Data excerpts
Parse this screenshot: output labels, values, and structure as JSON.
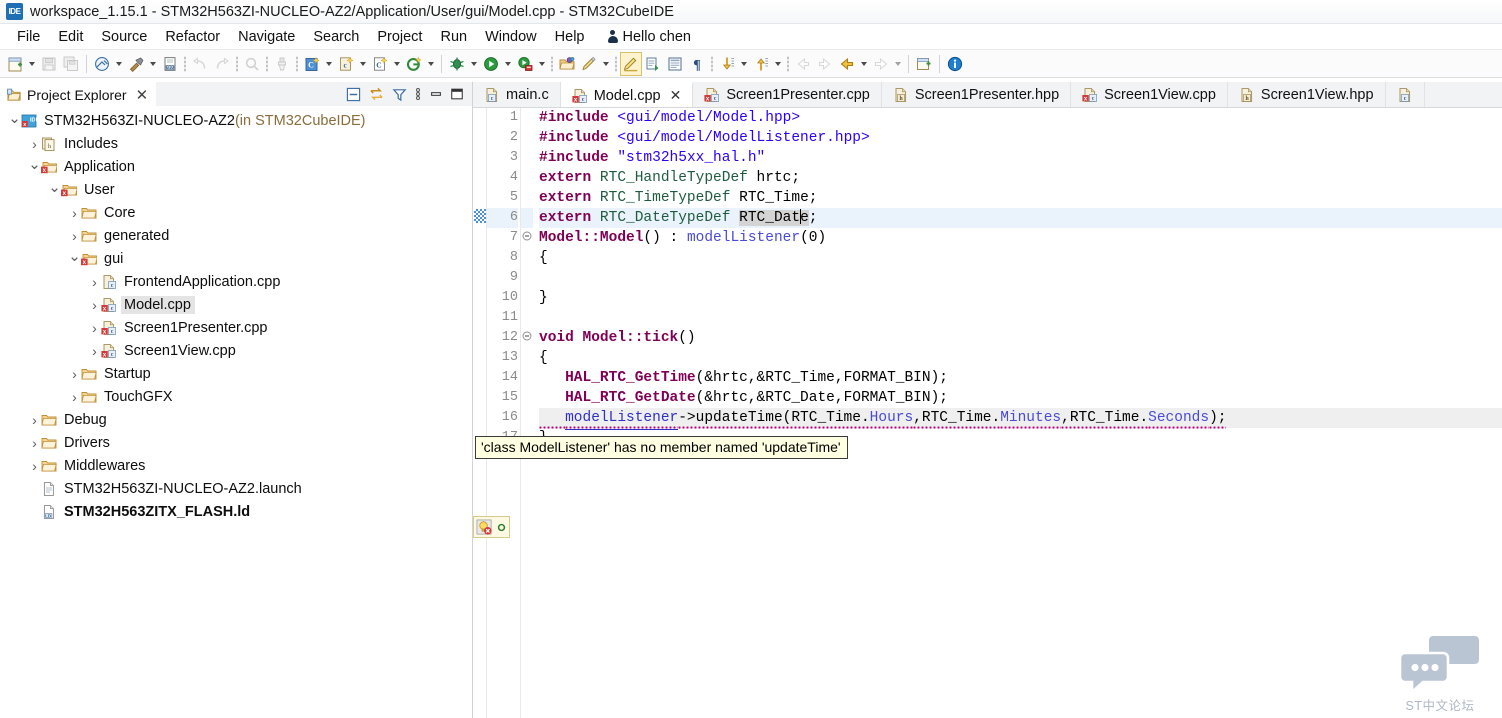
{
  "window": {
    "icon": "ide-icon",
    "title": "workspace_1.15.1 - STM32H563ZI-NUCLEO-AZ2/Application/User/gui/Model.cpp - STM32CubeIDE"
  },
  "menu": {
    "items": [
      "File",
      "Edit",
      "Source",
      "Refactor",
      "Navigate",
      "Search",
      "Project",
      "Run",
      "Window",
      "Help"
    ],
    "user": "Hello chen",
    "user_icon": "person-icon"
  },
  "toolbar": {
    "groups": [
      {
        "items": [
          {
            "name": "new-icon",
            "kind": "new",
            "dropdown": true
          },
          {
            "name": "save-icon",
            "kind": "save",
            "dropdown": false,
            "disabled": true
          },
          {
            "name": "save-all-icon",
            "kind": "saveall",
            "dropdown": false,
            "disabled": true
          }
        ]
      },
      {
        "items": [
          {
            "name": "build-all-icon",
            "kind": "buildall",
            "dropdown": true
          },
          {
            "name": "build-hammer-icon",
            "kind": "hammer",
            "dropdown": true
          },
          {
            "name": "build-binary-icon",
            "kind": "binary",
            "dropdown": false
          }
        ]
      },
      {
        "items": [
          {
            "name": "undo-icon",
            "kind": "undo",
            "dropdown": false,
            "disabled": true
          },
          {
            "name": "redo-icon",
            "kind": "redo",
            "dropdown": false,
            "disabled": true
          }
        ]
      },
      {
        "items": [
          {
            "name": "terminate-icon",
            "kind": "terminate",
            "dropdown": false,
            "disabled": true
          }
        ]
      },
      {
        "items": [
          {
            "name": "clean-icon",
            "kind": "clean",
            "dropdown": false,
            "disabled": true
          }
        ]
      },
      {
        "items": [
          {
            "name": "new-c-cpp-project-icon",
            "kind": "cproj",
            "dropdown": true
          },
          {
            "name": "new-c-file-icon",
            "kind": "cfile",
            "dropdown": true
          },
          {
            "name": "new-c-class-icon",
            "kind": "cclass",
            "dropdown": true
          },
          {
            "name": "git-icon",
            "kind": "git",
            "dropdown": true
          }
        ]
      },
      {
        "items": [
          {
            "name": "debug-icon",
            "kind": "debug",
            "dropdown": true
          },
          {
            "name": "run-icon",
            "kind": "run",
            "dropdown": true
          },
          {
            "name": "run-configuration-icon",
            "kind": "runcfg",
            "dropdown": true
          }
        ]
      },
      {
        "items": [
          {
            "name": "open-perspective-icon",
            "kind": "openpersp",
            "dropdown": false
          },
          {
            "name": "highlight-pencil-icon",
            "kind": "pencil",
            "dropdown": true
          }
        ]
      },
      {
        "items": [
          {
            "name": "toggle-mark-occurrences-icon",
            "kind": "markocc",
            "dropdown": false,
            "pressed": true
          },
          {
            "name": "show-whitespace-icon",
            "kind": "whitespace",
            "dropdown": false
          },
          {
            "name": "show-source-quick-icon",
            "kind": "srcquick",
            "dropdown": false
          },
          {
            "name": "pilcrow-icon",
            "kind": "pilcrow",
            "dropdown": false
          }
        ]
      },
      {
        "items": [
          {
            "name": "next-annotation-icon",
            "kind": "nextannot",
            "dropdown": true
          },
          {
            "name": "previous-annotation-icon",
            "kind": "prevannot",
            "dropdown": true
          }
        ]
      },
      {
        "items": [
          {
            "name": "back-disabled-icon",
            "kind": "backdis",
            "dropdown": false,
            "disabled": true
          },
          {
            "name": "forward-disabled-icon",
            "kind": "fwddis",
            "dropdown": false,
            "disabled": true
          },
          {
            "name": "back-icon",
            "kind": "back",
            "dropdown": true
          },
          {
            "name": "forward-icon",
            "kind": "forward",
            "dropdown": true,
            "disabled": true
          }
        ]
      },
      {
        "items": [
          {
            "name": "new-window-icon",
            "kind": "newwin",
            "dropdown": false
          }
        ]
      },
      {
        "items": [
          {
            "name": "info-icon",
            "kind": "info",
            "dropdown": false
          }
        ]
      }
    ]
  },
  "explorer": {
    "title": "Project Explorer",
    "close_label": "✕",
    "tools": [
      {
        "name": "collapse-all-icon",
        "label": "collapse-all"
      },
      {
        "name": "link-with-editor-icon",
        "label": "link-with-editor"
      },
      {
        "name": "filter-icon",
        "label": "filters"
      },
      {
        "name": "view-menu-icon",
        "label": "view-menu"
      },
      {
        "name": "minimize-icon",
        "label": "minimize"
      },
      {
        "name": "maximize-icon",
        "label": "maximize"
      }
    ],
    "tree": [
      {
        "indent": 0,
        "twist": "v",
        "icon": "project-icon",
        "label": "STM32H563ZI-NUCLEO-AZ2",
        "suffix": " (in STM32CubeIDE)",
        "bold": false,
        "selected": false
      },
      {
        "indent": 1,
        "twist": ">",
        "icon": "includes-icon",
        "label": "Includes",
        "suffix": "",
        "bold": false,
        "selected": false
      },
      {
        "indent": 1,
        "twist": "v",
        "icon": "src-folder-error-icon",
        "label": "Application",
        "suffix": "",
        "bold": false,
        "selected": false
      },
      {
        "indent": 2,
        "twist": "v",
        "icon": "src-folder-error-icon",
        "label": "User",
        "suffix": "",
        "bold": false,
        "selected": false
      },
      {
        "indent": 3,
        "twist": ">",
        "icon": "folder-icon",
        "label": "Core",
        "suffix": "",
        "bold": false,
        "selected": false
      },
      {
        "indent": 3,
        "twist": ">",
        "icon": "folder-icon",
        "label": "generated",
        "suffix": "",
        "bold": false,
        "selected": false
      },
      {
        "indent": 3,
        "twist": "v",
        "icon": "src-folder-error-icon",
        "label": "gui",
        "suffix": "",
        "bold": false,
        "selected": false
      },
      {
        "indent": 4,
        "twist": ">",
        "icon": "cpp-file-icon",
        "label": "FrontendApplication.cpp",
        "suffix": "",
        "bold": false,
        "selected": false
      },
      {
        "indent": 4,
        "twist": ">",
        "icon": "cpp-file-error-icon",
        "label": "Model.cpp",
        "suffix": "",
        "bold": false,
        "selected": true
      },
      {
        "indent": 4,
        "twist": ">",
        "icon": "cpp-file-error-icon",
        "label": "Screen1Presenter.cpp",
        "suffix": "",
        "bold": false,
        "selected": false
      },
      {
        "indent": 4,
        "twist": ">",
        "icon": "cpp-file-error-icon",
        "label": "Screen1View.cpp",
        "suffix": "",
        "bold": false,
        "selected": false
      },
      {
        "indent": 3,
        "twist": ">",
        "icon": "folder-icon",
        "label": "Startup",
        "suffix": "",
        "bold": false,
        "selected": false
      },
      {
        "indent": 3,
        "twist": ">",
        "icon": "folder-icon",
        "label": "TouchGFX",
        "suffix": "",
        "bold": false,
        "selected": false
      },
      {
        "indent": 1,
        "twist": ">",
        "icon": "folder-icon",
        "label": "Debug",
        "suffix": "",
        "bold": false,
        "selected": false
      },
      {
        "indent": 1,
        "twist": ">",
        "icon": "folder-icon",
        "label": "Drivers",
        "suffix": "",
        "bold": false,
        "selected": false
      },
      {
        "indent": 1,
        "twist": ">",
        "icon": "folder-icon",
        "label": "Middlewares",
        "suffix": "",
        "bold": false,
        "selected": false
      },
      {
        "indent": 1,
        "twist": "",
        "icon": "launch-file-icon",
        "label": "STM32H563ZI-NUCLEO-AZ2.launch",
        "suffix": "",
        "bold": false,
        "selected": false
      },
      {
        "indent": 1,
        "twist": "",
        "icon": "ld-file-icon",
        "label": "STM32H563ZITX_FLASH.ld",
        "suffix": "",
        "bold": true,
        "selected": false
      }
    ]
  },
  "editor": {
    "tabs": [
      {
        "label": "main.c",
        "icon": "c-file-icon",
        "active": false,
        "closable": false
      },
      {
        "label": "Model.cpp",
        "icon": "cpp-file-error-icon",
        "active": true,
        "closable": true
      },
      {
        "label": "Screen1Presenter.cpp",
        "icon": "cpp-file-error-icon",
        "active": false,
        "closable": false
      },
      {
        "label": "Screen1Presenter.hpp",
        "icon": "hpp-file-icon",
        "active": false,
        "closable": false
      },
      {
        "label": "Screen1View.cpp",
        "icon": "cpp-file-error-icon",
        "active": false,
        "closable": false
      },
      {
        "label": "Screen1View.hpp",
        "icon": "hpp-file-icon",
        "active": false,
        "closable": false
      },
      {
        "label": "",
        "icon": "c-file-icon",
        "active": false,
        "closable": false
      }
    ],
    "close_glyph": "✕",
    "line_numbers": [
      "1",
      "2",
      "3",
      "4",
      "5",
      "6",
      "7",
      "8",
      "9",
      "10",
      "11",
      "12",
      "13",
      "14",
      "15",
      "16",
      "17"
    ],
    "lines": [
      {
        "n": "1",
        "fold": "",
        "highlight": false,
        "tokens": [
          {
            "t": "#include",
            "c": "kw"
          },
          {
            "t": " ",
            "c": "plain"
          },
          {
            "t": "<gui/model/Model.hpp>",
            "c": "inc-path"
          }
        ]
      },
      {
        "n": "2",
        "fold": "",
        "highlight": false,
        "tokens": [
          {
            "t": "#include",
            "c": "kw"
          },
          {
            "t": " ",
            "c": "plain"
          },
          {
            "t": "<gui/model/ModelListener.hpp>",
            "c": "inc-path"
          }
        ]
      },
      {
        "n": "3",
        "fold": "",
        "highlight": false,
        "tokens": [
          {
            "t": "#include",
            "c": "kw"
          },
          {
            "t": " ",
            "c": "plain"
          },
          {
            "t": "\"stm32h5xx_hal.h\"",
            "c": "str"
          }
        ]
      },
      {
        "n": "4",
        "fold": "",
        "highlight": false,
        "tokens": [
          {
            "t": "extern",
            "c": "kw"
          },
          {
            "t": " ",
            "c": "plain"
          },
          {
            "t": "RTC_HandleTypeDef",
            "c": "type"
          },
          {
            "t": " hrtc;",
            "c": "plain"
          }
        ]
      },
      {
        "n": "5",
        "fold": "",
        "highlight": false,
        "tokens": [
          {
            "t": "extern",
            "c": "kw"
          },
          {
            "t": " ",
            "c": "plain"
          },
          {
            "t": "RTC_TimeTypeDef",
            "c": "type"
          },
          {
            "t": " RTC_Time;",
            "c": "plain"
          }
        ]
      },
      {
        "n": "6",
        "fold": "",
        "highlight": true,
        "tokens": [
          {
            "t": "extern",
            "c": "kw"
          },
          {
            "t": " ",
            "c": "plain"
          },
          {
            "t": "RTC_DateTypeDef",
            "c": "type"
          },
          {
            "t": " ",
            "c": "plain"
          },
          {
            "t": "RTC_Date",
            "c": "sel-token"
          },
          {
            "t": ";",
            "c": "plain"
          }
        ]
      },
      {
        "n": "7",
        "fold": "-",
        "highlight": false,
        "tokens": [
          {
            "t": "Model::Model",
            "c": "func"
          },
          {
            "t": "() : ",
            "c": "plain"
          },
          {
            "t": "modelListener",
            "c": "field"
          },
          {
            "t": "(0)",
            "c": "plain"
          }
        ]
      },
      {
        "n": "8",
        "fold": "",
        "highlight": false,
        "tokens": [
          {
            "t": "{",
            "c": "plain"
          }
        ]
      },
      {
        "n": "9",
        "fold": "",
        "highlight": false,
        "tokens": []
      },
      {
        "n": "10",
        "fold": "",
        "highlight": false,
        "tokens": [
          {
            "t": "}",
            "c": "plain"
          }
        ]
      },
      {
        "n": "11",
        "fold": "",
        "highlight": false,
        "tokens": []
      },
      {
        "n": "12",
        "fold": "-",
        "highlight": false,
        "tokens": [
          {
            "t": "void",
            "c": "kw"
          },
          {
            "t": " ",
            "c": "plain"
          },
          {
            "t": "Model::tick",
            "c": "func"
          },
          {
            "t": "()",
            "c": "plain"
          }
        ]
      },
      {
        "n": "13",
        "fold": "",
        "highlight": false,
        "tokens": [
          {
            "t": "{",
            "c": "plain"
          }
        ]
      },
      {
        "n": "14",
        "fold": "",
        "highlight": false,
        "tokens": [
          {
            "t": "   ",
            "c": "plain"
          },
          {
            "t": "HAL_RTC_GetTime",
            "c": "func"
          },
          {
            "t": "(&hrtc,&RTC_Time,FORMAT_BIN);",
            "c": "plain"
          }
        ]
      },
      {
        "n": "15",
        "fold": "",
        "highlight": false,
        "tokens": [
          {
            "t": "   ",
            "c": "plain"
          },
          {
            "t": "HAL_RTC_GetDate",
            "c": "func"
          },
          {
            "t": "(&hrtc,&RTC_Date,FORMAT_BIN);",
            "c": "plain"
          }
        ]
      },
      {
        "n": "16",
        "fold": "",
        "highlight": false,
        "error": true,
        "tokens": [
          {
            "t": "   ",
            "c": "plain"
          },
          {
            "t": "modelListener",
            "c": "fieldlink"
          },
          {
            "t": "->updateTime(RTC_Time.",
            "c": "plain"
          },
          {
            "t": "Hours",
            "c": "field"
          },
          {
            "t": ",RTC_Time.",
            "c": "plain"
          },
          {
            "t": "Minutes",
            "c": "field"
          },
          {
            "t": ",RTC_Time.",
            "c": "plain"
          },
          {
            "t": "Seconds",
            "c": "field"
          },
          {
            "t": ");",
            "c": "plain"
          }
        ]
      },
      {
        "n": "17",
        "fold": "",
        "highlight": false,
        "tokens": [
          {
            "t": "}",
            "c": "plain"
          }
        ]
      }
    ],
    "error_tooltip": "'class ModelListener' has no member named 'updateTime'",
    "quickfix_icons": [
      "quickfix-bulb-error-icon",
      "breakpoint-dot-icon"
    ],
    "overview_marker": "occurrence-marker"
  },
  "watermark": {
    "text": "ST中文论坛",
    "icon": "chat-bubbles-icon",
    "color": "#b7c2d2"
  },
  "colors": {
    "keyword": "#7f0055",
    "string": "#2a00ff",
    "type": "#1f5c3f",
    "field": "#4a4ad8",
    "error_squiggle": "#c0007a",
    "highlight_line": "#eaf2fb",
    "tooltip_bg": "#ffffe1"
  }
}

*Task*: Copy each line that contains the word "title".

*Result of the task*:
    "title": "workspace_1.15.1 - STM32H563ZI-NUCLEO-AZ2/Application/User/gui/Model.cpp - STM32CubeIDE"
    "title": "Project Explorer",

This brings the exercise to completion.